:: Exercise details ::
From the entries below, copy every line that holds the word "JSON".

[start]

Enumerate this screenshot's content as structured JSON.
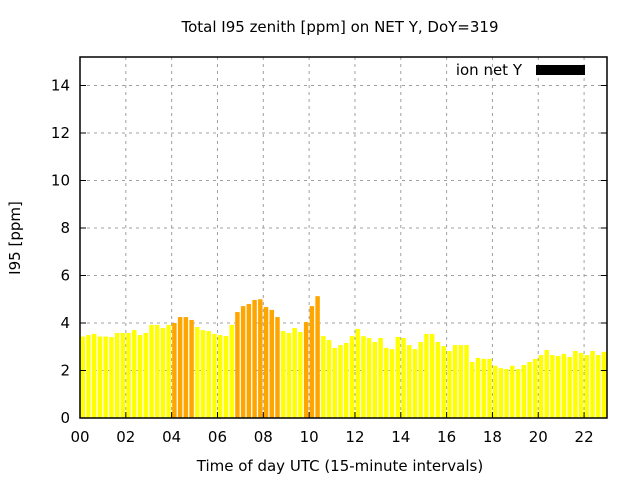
{
  "chart_data": {
    "type": "bar",
    "title": "Total I95 zenith [ppm] on NET Y, DoY=319",
    "xlabel": "Time of day UTC (15-minute intervals)",
    "ylabel": "I95 [ppm]",
    "xlim": [
      0,
      23
    ],
    "ylim": [
      0,
      15.2
    ],
    "xticks": [
      "00",
      "02",
      "04",
      "06",
      "08",
      "10",
      "12",
      "14",
      "16",
      "18",
      "20",
      "22"
    ],
    "yticks": [
      "0",
      "2",
      "4",
      "6",
      "8",
      "10",
      "12",
      "14"
    ],
    "grid": true,
    "legend": {
      "label": "ion net Y",
      "placement": "top-right",
      "color": "#000000"
    },
    "bar_interval_hours": 0.25,
    "highlight_threshold": 4.0,
    "colors": {
      "normal": "#ffff00",
      "high": "#ffa500"
    },
    "values": [
      3.43,
      3.49,
      3.54,
      3.43,
      3.43,
      3.41,
      3.58,
      3.58,
      3.58,
      3.7,
      3.49,
      3.58,
      3.92,
      3.92,
      3.79,
      3.92,
      4.0,
      4.25,
      4.25,
      4.13,
      3.83,
      3.7,
      3.66,
      3.54,
      3.49,
      3.45,
      3.92,
      4.46,
      4.71,
      4.8,
      4.97,
      5.0,
      4.67,
      4.55,
      4.25,
      3.66,
      3.58,
      3.79,
      3.62,
      4.04,
      4.71,
      5.13,
      3.45,
      3.28,
      2.95,
      3.07,
      3.16,
      3.45,
      3.75,
      3.45,
      3.37,
      3.2,
      3.37,
      2.95,
      2.9,
      3.41,
      3.37,
      3.07,
      2.9,
      3.2,
      3.54,
      3.54,
      3.2,
      3.03,
      2.82,
      3.07,
      3.07,
      3.07,
      2.36,
      2.53,
      2.49,
      2.49,
      2.2,
      2.1,
      2.06,
      2.2,
      2.06,
      2.23,
      2.36,
      2.49,
      2.65,
      2.86,
      2.65,
      2.61,
      2.7,
      2.57,
      2.82,
      2.74,
      2.65,
      2.82,
      2.65,
      2.78
    ]
  }
}
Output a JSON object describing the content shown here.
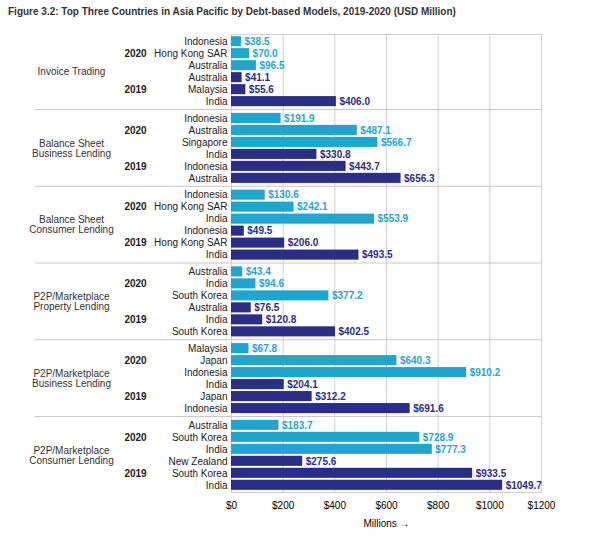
{
  "chart_data": {
    "type": "bar",
    "title": "Figure 3.2: Top Three Countries in Asia Pacific by Debt-based Models, 2019-2020 (USD Million)",
    "xlabel": "Millions",
    "orientation": "horizontal",
    "data_labels": true,
    "grid": true,
    "xlim": [
      0,
      1200
    ],
    "xticks": [
      {
        "value": 0,
        "label": "$0"
      },
      {
        "value": 200,
        "label": "$200"
      },
      {
        "value": 400,
        "label": "$400"
      },
      {
        "value": 600,
        "label": "$600"
      },
      {
        "value": 800,
        "label": "$800"
      },
      {
        "value": 1000,
        "label": "$1000"
      },
      {
        "value": 1200,
        "label": "$1200"
      }
    ],
    "panels": [
      {
        "label": "P2P/Marketplace Consumer Lending",
        "series": [
          {
            "name": "2019",
            "color": "#2b2e86",
            "categories": [
              "India",
              "South Korea",
              "New Zealand"
            ],
            "values": [
              1049.7,
              933.5,
              275.6
            ],
            "value_labels": [
              "$1049.7",
              "$933.5",
              "$275.6"
            ]
          },
          {
            "name": "2020",
            "color": "#1fa6cf",
            "categories": [
              "India",
              "South Korea",
              "Australia"
            ],
            "values": [
              777.3,
              728.9,
              183.7
            ],
            "value_labels": [
              "$777.3",
              "$728.9",
              "$183.7"
            ]
          }
        ]
      },
      {
        "label": "P2P/Marketplace Business Lending",
        "series": [
          {
            "name": "2019",
            "color": "#2b2e86",
            "categories": [
              "Indonesia",
              "Japan",
              "India"
            ],
            "values": [
              691.6,
              312.2,
              204.1
            ],
            "value_labels": [
              "$691.6",
              "$312.2",
              "$204.1"
            ]
          },
          {
            "name": "2020",
            "color": "#1fa6cf",
            "categories": [
              "Indonesia",
              "Japan",
              "Malaysia"
            ],
            "values": [
              910.2,
              640.3,
              67.8
            ],
            "value_labels": [
              "$910.2",
              "$640.3",
              "$67.8"
            ]
          }
        ]
      },
      {
        "label": "P2P/Marketplace Property Lending",
        "series": [
          {
            "name": "2019",
            "color": "#2b2e86",
            "categories": [
              "South Korea",
              "India",
              "Australia"
            ],
            "values": [
              402.5,
              120.8,
              76.5
            ],
            "value_labels": [
              "$402.5",
              "$120.8",
              "$76.5"
            ]
          },
          {
            "name": "2020",
            "color": "#1fa6cf",
            "categories": [
              "South Korea",
              "India",
              "Australia"
            ],
            "values": [
              377.2,
              94.6,
              43.4
            ],
            "value_labels": [
              "$377.2",
              "$94.6",
              "$43.4"
            ]
          }
        ]
      },
      {
        "label": "Balance Sheet Consumer Lending",
        "series": [
          {
            "name": "2019",
            "color": "#2b2e86",
            "categories": [
              "India",
              "Hong Kong SAR",
              "Indonesia"
            ],
            "values": [
              493.5,
              206.0,
              49.5
            ],
            "value_labels": [
              "$493.5",
              "$206.0",
              "$49.5"
            ]
          },
          {
            "name": "2020",
            "color": "#1fa6cf",
            "categories": [
              "India",
              "Hong Kong SAR",
              "Indonesia"
            ],
            "values": [
              553.9,
              242.1,
              130.6
            ],
            "value_labels": [
              "$553.9",
              "$242.1",
              "$130.6"
            ]
          }
        ]
      },
      {
        "label": "Balance Sheet Business Lending",
        "series": [
          {
            "name": "2019",
            "color": "#2b2e86",
            "categories": [
              "Australia",
              "Indonesia",
              "India"
            ],
            "values": [
              656.3,
              443.7,
              330.8
            ],
            "value_labels": [
              "$656.3",
              "$443.7",
              "$330.8"
            ]
          },
          {
            "name": "2020",
            "color": "#1fa6cf",
            "categories": [
              "Singapore",
              "Australia",
              "Indonesia"
            ],
            "values": [
              566.7,
              487.1,
              191.9
            ],
            "value_labels": [
              "$566.7",
              "$487.1",
              "$191.9"
            ]
          }
        ]
      },
      {
        "label": "Invoice Trading",
        "series": [
          {
            "name": "2019",
            "color": "#2b2e86",
            "categories": [
              "India",
              "Malaysia",
              "Australia"
            ],
            "values": [
              406.0,
              55.6,
              41.1
            ],
            "value_labels": [
              "$406.0",
              "$55.6",
              "$41.1"
            ]
          },
          {
            "name": "2020",
            "color": "#1fa6cf",
            "categories": [
              "Australia",
              "Hong Kong SAR",
              "Indonesia"
            ],
            "values": [
              96.5,
              70.0,
              38.5
            ],
            "value_labels": [
              "$96.5",
              "$70.0",
              "$38.5"
            ]
          }
        ]
      }
    ]
  }
}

[end]

:: Answer to the task ::
Enumerate this screenshot's content as structured JSON.
Output a JSON object describing the content shown here.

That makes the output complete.